— START ENTRIES SUPPLIED —
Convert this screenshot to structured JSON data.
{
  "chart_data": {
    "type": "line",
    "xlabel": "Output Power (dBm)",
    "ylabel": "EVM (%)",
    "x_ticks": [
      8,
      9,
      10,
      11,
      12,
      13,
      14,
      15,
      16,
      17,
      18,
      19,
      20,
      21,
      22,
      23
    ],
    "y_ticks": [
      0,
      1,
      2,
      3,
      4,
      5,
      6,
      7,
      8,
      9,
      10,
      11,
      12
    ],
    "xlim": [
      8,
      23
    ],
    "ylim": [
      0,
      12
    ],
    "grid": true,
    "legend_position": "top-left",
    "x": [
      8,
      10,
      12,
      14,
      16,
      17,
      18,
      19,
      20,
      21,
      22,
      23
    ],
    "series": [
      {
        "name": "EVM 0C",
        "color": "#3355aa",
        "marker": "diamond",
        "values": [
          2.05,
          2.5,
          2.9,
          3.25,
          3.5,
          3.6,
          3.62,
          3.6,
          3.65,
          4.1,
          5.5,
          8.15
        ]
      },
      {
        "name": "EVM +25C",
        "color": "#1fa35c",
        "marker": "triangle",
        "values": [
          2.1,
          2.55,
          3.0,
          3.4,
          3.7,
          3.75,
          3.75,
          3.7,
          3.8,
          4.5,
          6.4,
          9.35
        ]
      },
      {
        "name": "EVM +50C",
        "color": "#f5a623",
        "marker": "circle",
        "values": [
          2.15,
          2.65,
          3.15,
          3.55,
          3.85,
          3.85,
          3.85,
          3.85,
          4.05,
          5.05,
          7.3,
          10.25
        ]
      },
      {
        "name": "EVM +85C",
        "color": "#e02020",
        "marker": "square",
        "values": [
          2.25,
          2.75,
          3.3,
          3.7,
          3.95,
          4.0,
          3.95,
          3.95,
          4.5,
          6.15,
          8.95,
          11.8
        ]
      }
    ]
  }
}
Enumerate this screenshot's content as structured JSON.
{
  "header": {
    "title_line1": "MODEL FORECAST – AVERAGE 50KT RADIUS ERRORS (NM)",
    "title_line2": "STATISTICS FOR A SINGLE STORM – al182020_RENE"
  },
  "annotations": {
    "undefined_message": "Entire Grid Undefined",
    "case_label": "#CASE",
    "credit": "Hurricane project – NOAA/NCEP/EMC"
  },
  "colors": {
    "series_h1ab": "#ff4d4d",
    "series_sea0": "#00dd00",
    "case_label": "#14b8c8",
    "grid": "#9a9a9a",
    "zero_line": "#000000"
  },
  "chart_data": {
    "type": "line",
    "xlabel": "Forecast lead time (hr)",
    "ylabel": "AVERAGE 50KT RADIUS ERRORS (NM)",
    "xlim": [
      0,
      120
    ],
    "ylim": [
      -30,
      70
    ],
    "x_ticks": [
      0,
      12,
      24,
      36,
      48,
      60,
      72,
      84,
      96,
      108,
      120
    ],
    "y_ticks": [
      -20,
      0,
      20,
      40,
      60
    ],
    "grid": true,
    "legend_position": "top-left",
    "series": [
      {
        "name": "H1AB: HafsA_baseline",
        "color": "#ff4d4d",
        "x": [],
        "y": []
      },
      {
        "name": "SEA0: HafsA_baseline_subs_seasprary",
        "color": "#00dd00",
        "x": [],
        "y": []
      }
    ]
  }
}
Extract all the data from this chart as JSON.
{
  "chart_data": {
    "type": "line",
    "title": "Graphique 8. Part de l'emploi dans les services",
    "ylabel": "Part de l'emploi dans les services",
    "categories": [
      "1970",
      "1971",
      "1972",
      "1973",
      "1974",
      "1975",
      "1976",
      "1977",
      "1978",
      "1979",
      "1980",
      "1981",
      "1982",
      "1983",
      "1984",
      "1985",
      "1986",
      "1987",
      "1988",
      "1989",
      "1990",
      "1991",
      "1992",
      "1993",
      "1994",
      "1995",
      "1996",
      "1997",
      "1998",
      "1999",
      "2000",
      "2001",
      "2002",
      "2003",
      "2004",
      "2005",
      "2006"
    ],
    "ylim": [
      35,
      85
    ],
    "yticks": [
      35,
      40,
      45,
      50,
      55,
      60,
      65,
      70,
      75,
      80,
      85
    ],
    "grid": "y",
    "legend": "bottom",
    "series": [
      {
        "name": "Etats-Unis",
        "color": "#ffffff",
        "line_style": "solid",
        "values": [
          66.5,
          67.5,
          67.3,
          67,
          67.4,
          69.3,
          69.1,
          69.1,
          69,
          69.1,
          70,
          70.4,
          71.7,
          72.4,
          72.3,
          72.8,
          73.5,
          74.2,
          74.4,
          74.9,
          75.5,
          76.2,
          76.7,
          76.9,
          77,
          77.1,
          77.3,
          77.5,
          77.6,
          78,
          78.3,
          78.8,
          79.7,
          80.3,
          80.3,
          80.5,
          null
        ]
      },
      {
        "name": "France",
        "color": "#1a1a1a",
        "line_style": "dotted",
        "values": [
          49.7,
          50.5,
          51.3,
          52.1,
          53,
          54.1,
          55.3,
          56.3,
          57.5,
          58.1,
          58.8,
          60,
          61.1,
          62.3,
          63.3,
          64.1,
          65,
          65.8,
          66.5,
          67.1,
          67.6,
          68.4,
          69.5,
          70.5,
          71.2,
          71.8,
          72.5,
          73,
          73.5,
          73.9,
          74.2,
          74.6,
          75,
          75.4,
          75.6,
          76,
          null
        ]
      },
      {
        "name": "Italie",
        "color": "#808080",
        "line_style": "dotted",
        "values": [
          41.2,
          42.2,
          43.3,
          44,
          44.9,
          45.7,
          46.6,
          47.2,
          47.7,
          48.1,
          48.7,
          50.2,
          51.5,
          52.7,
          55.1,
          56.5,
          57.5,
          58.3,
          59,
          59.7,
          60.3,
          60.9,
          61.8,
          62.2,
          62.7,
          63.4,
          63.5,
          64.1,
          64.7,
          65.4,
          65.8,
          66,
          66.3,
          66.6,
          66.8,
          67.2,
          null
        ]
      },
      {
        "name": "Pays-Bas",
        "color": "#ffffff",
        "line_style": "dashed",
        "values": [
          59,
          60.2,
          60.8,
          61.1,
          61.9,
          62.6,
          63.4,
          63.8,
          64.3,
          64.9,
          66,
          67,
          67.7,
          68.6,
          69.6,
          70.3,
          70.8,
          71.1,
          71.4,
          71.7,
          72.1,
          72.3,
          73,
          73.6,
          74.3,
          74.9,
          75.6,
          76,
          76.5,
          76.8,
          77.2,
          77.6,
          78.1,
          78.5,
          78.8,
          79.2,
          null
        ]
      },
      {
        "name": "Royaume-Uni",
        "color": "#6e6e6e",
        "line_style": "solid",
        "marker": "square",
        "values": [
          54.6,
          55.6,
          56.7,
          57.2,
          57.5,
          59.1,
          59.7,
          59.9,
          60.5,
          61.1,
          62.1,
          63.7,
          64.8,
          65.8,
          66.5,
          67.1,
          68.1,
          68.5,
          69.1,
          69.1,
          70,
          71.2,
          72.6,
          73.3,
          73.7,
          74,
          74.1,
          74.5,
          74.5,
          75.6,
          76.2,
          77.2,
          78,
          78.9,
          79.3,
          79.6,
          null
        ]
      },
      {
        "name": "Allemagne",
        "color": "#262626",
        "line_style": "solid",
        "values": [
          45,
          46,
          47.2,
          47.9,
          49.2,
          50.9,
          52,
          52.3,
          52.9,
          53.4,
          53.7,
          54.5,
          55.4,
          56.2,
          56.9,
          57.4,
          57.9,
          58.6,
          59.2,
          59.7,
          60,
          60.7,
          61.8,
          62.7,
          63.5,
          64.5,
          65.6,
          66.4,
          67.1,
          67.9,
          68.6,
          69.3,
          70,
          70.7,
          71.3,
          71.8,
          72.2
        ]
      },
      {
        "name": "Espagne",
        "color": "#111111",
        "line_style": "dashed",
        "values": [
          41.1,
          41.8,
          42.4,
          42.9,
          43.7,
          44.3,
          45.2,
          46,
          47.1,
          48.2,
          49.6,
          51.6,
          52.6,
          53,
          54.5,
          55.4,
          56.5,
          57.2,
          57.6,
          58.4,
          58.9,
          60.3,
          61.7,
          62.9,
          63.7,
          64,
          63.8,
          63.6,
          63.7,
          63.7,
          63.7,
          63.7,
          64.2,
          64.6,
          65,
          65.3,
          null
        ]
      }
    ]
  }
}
— END ENTRIES SUPPLIED —
WHAT THIS TASK INVOLVES » In the entries above, identify every line with the word "Part". Copy those lines.

WRITTEN RESPONSE »
    "title": "Graphique 8. Part de l'emploi dans les services",
    "ylabel": "Part de l'emploi dans les services",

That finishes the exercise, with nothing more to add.